** Exercise details **
From the data that follows, copy every line holding the string "this".

------------------------

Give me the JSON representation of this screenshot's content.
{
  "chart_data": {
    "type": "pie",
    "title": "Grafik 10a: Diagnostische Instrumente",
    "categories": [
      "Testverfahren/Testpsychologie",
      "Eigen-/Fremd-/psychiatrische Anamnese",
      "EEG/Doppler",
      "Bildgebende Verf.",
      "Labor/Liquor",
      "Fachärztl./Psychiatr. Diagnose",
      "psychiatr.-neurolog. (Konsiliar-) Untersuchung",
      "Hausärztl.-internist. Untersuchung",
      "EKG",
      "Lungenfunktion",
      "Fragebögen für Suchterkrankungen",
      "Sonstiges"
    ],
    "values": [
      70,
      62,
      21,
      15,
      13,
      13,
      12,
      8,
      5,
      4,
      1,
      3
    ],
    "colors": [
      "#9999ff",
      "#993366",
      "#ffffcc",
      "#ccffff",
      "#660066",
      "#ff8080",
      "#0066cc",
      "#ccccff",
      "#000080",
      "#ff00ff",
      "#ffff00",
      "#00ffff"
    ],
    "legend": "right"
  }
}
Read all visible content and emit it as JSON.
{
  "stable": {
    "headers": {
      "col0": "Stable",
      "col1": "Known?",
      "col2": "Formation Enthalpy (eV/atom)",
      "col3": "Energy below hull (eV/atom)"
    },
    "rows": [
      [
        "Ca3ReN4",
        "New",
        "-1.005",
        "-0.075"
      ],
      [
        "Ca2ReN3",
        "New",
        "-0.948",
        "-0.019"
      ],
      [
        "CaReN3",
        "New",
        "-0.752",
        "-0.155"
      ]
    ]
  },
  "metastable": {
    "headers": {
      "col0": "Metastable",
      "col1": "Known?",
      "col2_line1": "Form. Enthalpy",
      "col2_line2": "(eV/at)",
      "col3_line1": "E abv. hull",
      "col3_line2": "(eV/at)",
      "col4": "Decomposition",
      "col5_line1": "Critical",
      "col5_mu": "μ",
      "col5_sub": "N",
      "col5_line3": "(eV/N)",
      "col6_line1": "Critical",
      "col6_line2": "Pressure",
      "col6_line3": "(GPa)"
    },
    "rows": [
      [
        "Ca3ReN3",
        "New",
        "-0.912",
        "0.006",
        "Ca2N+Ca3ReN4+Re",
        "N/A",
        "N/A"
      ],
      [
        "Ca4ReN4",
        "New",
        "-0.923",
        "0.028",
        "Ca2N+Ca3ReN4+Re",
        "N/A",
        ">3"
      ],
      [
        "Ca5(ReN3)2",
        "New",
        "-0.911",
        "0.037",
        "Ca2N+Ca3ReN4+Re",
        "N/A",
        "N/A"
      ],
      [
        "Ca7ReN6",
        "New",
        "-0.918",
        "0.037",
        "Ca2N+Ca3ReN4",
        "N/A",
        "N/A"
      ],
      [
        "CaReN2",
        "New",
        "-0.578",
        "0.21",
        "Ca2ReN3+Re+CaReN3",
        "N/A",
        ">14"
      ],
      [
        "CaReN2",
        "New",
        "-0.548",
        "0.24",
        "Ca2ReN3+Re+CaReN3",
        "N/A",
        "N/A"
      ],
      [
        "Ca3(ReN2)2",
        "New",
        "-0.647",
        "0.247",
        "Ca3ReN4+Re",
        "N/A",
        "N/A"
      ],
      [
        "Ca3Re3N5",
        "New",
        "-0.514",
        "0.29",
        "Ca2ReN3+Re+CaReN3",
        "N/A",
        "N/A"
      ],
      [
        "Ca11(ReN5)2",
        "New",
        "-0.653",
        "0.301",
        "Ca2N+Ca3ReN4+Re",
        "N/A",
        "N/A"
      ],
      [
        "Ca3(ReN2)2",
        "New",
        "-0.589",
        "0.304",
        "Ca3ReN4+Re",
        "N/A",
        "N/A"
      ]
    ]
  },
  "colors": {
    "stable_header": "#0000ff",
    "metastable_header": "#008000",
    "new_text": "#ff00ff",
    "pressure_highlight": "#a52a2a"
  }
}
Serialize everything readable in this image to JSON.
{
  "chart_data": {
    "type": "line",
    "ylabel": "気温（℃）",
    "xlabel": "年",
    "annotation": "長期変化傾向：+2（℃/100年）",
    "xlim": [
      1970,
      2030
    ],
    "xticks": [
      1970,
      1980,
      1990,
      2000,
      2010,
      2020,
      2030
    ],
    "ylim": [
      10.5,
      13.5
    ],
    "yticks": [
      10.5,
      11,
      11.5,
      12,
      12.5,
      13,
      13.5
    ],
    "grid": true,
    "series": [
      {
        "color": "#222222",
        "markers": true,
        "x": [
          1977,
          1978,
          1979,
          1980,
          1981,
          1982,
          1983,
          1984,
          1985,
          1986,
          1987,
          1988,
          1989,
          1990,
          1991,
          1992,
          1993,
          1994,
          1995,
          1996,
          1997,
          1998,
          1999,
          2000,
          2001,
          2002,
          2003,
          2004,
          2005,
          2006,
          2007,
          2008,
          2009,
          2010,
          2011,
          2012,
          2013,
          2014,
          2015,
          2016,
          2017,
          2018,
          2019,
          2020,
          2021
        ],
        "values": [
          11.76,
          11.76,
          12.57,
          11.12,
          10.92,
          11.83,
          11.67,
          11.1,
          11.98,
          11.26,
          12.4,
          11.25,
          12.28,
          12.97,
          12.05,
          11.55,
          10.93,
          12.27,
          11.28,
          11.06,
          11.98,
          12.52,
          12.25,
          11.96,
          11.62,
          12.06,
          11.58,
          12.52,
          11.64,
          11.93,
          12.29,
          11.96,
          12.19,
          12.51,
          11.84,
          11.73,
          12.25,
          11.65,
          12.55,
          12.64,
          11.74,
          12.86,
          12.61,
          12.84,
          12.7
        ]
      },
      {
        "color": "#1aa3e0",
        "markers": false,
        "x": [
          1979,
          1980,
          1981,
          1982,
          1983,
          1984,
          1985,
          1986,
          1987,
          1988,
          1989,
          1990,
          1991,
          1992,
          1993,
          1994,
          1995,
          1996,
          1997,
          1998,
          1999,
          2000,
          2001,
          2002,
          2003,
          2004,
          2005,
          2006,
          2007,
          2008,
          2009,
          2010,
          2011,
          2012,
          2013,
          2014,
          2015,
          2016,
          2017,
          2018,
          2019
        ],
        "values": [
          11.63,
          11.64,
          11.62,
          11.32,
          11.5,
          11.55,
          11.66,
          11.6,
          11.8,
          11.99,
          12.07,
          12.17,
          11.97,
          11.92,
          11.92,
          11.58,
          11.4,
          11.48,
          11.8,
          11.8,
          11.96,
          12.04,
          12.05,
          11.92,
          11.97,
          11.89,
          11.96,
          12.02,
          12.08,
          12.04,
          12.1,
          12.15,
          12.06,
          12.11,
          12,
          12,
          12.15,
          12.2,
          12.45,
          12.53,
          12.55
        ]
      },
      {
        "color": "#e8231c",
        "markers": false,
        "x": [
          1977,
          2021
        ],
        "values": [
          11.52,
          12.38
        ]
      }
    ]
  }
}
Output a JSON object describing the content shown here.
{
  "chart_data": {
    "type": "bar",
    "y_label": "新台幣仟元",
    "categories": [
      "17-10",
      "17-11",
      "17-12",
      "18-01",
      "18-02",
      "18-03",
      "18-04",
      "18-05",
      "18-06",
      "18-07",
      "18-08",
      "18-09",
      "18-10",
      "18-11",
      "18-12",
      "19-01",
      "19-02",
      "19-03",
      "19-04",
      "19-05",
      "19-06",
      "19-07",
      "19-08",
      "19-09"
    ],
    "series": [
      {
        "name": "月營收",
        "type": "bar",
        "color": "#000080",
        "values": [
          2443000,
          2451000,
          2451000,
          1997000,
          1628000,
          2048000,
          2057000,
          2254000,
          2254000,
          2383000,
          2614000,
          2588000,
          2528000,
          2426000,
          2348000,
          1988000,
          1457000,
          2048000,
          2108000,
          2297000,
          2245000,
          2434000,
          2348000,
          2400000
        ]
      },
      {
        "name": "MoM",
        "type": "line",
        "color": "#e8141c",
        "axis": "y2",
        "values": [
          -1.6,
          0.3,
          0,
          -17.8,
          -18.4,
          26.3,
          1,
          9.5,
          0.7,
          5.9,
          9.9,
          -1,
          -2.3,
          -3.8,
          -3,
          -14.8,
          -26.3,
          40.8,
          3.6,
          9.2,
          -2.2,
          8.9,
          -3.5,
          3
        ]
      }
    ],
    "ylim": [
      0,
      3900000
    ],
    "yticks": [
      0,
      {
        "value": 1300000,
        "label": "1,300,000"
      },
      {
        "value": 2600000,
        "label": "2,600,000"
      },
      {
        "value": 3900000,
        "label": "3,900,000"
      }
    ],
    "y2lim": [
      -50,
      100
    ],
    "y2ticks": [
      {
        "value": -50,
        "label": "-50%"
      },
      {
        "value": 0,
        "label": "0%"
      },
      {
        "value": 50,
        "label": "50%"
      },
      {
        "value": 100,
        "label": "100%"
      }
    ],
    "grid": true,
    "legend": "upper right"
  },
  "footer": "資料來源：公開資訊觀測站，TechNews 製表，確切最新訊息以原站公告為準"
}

------------------------

** Exercise answer **
Give me the JSON representation of this screenshot's content.
Serialize everything readable in this image to JSON.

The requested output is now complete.